Reinaldo diz que tenta “não cair nessa cilada da nostalgia”. Cita um time que inclui, além de Laerte, Allan Sieber, Adão, Arnaldo Branco, André Dahmer, Caco Galhardo. E novíssimos: no Rio, Tiago Elcerdo e os caras da revista Beleléu, e em São Paulo, Bruno Maron e a sua turma. Na internet, é outro dos que citam o Porta dos Fundos. Na TV, Marcelo Adnet. “E, é claro, também existem experiências equivocadas. O pior equívoco é fazer humor sem graça ou achar que xingamentos e constrangimentos são humor. Mas tudo bem, quem está na chuva é pra se equivocar.”

Loredano chama a atenção para um novo nome: Lula Palomanes. “É um Picasso fazendo caricatura. É uma pena, uma tragédia, que ele não publique em jornal algum.”

“Caos não falta”

Seria pelo riso o melhor método para expressar e compreender o Brasil, “país da piada pronta”, como diz o José Simão? Historiador da cultura, Elias Thomé Saliba, um dos raros intelectuais que levam o humor muito a sério, recorre ao próprio Millôr. Lembra que no Decálogo do Verdadeiro Humorista, o Guru do Méier responde: “Eu não sou um grande humorista. Sou apenas o sujeito mais engraçado da família mais engraçada da cidade mais engraçada do país mais avacalhado do mundo.”

Em Raízes do Riso, Saliba investigou as origens do humor no país, sua tese de livre-docência na Universidade de São Paulo, onde leciona. “A representação humorística brasileira nasce exatamente como forma de catarse de uma sociedade de excluídos, baseada no personalismo. Uma sociedade que tem medo da impessoalidade abstrata da lei. Uma sociedade que nasceu da Contrarreforma católica, em cima de uma civilização aventureira.” Como lembra, esses são os temas do clássico Raízes do Brasil, que serve “de inspiração oblíqua” para sua interpretação do que o autor, Sérgio Buarque de Holanda, falava a respeito do “homem cordial”, metáfora que nada tem a ver com pacifismo, mas com uma maneira de trazer tudo próximo ao coração.

= = = = = = =

• _APLIQUE A LEITURA_:
[A] Resuma em duas frases o texto sobre humor brasileiro.
[B] Reescreva o trecho do texto sobre humor brasileiro que começa nas palavras "Em Raízes do" e para após "próximo ao coração.", pondo "válvula de escape" no lugar de "catarse".
[C] De acordo com o texto sobre humor brasileiro, por que Loredano considera uma tragédia que Lula Palomanes não publique em jornal algum? Responda em uma ou duas frases.

[Dados de compreensão de documentos]
= = = = = = =

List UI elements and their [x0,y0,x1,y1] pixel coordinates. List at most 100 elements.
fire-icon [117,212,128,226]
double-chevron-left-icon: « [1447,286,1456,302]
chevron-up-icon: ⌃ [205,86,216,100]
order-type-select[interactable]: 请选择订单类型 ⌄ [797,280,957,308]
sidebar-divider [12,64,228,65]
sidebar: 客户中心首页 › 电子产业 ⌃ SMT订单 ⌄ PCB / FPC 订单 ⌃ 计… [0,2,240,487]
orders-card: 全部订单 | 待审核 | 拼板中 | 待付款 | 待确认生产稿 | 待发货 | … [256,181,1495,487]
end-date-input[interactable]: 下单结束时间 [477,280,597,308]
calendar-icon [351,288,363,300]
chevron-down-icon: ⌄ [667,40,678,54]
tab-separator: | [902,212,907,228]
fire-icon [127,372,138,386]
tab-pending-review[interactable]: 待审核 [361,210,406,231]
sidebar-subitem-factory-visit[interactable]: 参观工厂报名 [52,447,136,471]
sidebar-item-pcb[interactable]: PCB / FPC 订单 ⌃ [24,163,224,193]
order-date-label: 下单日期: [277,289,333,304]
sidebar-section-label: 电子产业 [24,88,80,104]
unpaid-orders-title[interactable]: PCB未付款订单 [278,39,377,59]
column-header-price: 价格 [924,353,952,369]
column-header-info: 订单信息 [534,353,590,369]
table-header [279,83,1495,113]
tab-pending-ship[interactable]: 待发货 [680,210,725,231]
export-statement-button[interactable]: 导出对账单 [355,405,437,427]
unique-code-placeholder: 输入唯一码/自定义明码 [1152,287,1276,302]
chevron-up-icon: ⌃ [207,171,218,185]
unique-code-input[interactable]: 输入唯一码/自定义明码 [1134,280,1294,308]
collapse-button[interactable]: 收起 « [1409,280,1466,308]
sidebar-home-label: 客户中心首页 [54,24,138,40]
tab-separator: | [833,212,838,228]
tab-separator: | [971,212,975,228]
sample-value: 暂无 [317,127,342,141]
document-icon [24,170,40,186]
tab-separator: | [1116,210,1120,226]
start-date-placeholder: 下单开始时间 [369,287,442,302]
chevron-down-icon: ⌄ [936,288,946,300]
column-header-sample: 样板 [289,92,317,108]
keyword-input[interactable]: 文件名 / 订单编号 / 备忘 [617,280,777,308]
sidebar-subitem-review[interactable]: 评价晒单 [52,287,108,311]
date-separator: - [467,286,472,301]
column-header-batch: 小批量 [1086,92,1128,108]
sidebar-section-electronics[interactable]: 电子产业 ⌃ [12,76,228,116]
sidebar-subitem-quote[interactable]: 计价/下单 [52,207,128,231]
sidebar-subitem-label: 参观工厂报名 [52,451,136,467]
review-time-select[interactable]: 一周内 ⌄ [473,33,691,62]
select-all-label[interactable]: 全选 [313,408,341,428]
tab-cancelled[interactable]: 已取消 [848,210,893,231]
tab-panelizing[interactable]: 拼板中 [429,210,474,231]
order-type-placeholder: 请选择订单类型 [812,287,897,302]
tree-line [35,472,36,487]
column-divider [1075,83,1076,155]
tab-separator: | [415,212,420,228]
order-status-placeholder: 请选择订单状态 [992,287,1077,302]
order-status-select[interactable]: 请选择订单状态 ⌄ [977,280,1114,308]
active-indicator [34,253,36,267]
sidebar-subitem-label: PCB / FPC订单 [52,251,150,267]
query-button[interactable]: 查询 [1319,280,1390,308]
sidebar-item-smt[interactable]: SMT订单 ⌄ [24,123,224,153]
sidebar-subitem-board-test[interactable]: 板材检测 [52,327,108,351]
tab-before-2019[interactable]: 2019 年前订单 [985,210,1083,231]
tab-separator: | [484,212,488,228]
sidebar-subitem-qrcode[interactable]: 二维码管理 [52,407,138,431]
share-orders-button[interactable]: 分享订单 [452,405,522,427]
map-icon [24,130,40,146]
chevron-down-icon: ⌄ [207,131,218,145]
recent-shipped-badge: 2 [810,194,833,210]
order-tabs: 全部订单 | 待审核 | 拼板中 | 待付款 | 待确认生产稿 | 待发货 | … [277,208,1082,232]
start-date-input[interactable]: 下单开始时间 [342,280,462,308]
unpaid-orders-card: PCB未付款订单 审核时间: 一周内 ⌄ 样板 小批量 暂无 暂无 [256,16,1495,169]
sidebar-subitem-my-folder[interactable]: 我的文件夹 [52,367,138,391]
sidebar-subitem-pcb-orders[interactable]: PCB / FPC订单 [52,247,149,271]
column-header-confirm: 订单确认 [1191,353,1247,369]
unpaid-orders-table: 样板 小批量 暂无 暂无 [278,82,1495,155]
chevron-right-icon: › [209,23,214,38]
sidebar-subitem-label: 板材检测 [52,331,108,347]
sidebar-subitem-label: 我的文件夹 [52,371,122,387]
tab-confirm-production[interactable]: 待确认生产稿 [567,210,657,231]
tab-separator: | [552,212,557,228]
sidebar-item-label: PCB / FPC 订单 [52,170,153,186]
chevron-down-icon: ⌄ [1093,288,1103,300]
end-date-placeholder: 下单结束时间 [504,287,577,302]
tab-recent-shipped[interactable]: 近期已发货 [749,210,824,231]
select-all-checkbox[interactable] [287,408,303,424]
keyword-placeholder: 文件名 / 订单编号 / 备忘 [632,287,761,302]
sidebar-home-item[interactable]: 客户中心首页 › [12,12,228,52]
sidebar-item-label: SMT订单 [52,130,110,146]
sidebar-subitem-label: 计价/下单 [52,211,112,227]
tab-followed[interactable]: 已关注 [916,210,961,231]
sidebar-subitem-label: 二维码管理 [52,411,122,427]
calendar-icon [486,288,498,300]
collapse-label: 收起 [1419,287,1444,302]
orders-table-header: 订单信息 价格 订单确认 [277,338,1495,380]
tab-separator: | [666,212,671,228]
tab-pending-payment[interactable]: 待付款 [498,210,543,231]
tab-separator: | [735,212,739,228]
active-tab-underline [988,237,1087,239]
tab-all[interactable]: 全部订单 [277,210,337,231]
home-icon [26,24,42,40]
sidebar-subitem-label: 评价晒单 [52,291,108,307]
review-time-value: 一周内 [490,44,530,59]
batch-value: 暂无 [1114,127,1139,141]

= = = = = = =

• _RESPOSTAS EM ORDEM_:
[A] Reinaldo cita humoristas como Laerte, nomes novíssimos do Rio e de São Paulo, o Porta dos Fundos e Marcelo Adnet, e diz que o pior equívoco é fazer humor sem graça; já Loredano destaca Lula Palomanes. O historiador Elias Thomé Saliba, que investigou as origens do humor no país em Raízes do Riso, afirma que a representação humorística brasileira nasce como catarse de uma sociedade de excluídos, baseada no personalismo.

[B]
Em Raízes do Riso, Saliba investigou as origens do humor no país, sua tese de livre-docência na Universidade de São Paulo, onde leciona. “A representação humorística brasileira nasce exatamente como forma de válvula de escape de uma sociedade de excluídos, baseada no personalismo. Uma sociedade que tem medo da impessoalidade abstrata da lei. Uma sociedade que nasceu da Contrarreforma católica, em cima de uma civilização aventureira.” Como lembra, esses são os temas do clássico Raízes do Brasil, que serve “de inspiração oblíqua” para sua interpretação do que o autor, Sérgio Buarque de Holanda, falava a respeito do “homem cordial”, metáfora que nada tem a ver com pacifismo, mas com uma maneira de trazer tudo próximo ao coração.

[C] Porque, para Loredano, Lula Palomanes é "um Picasso fazendo caricatura".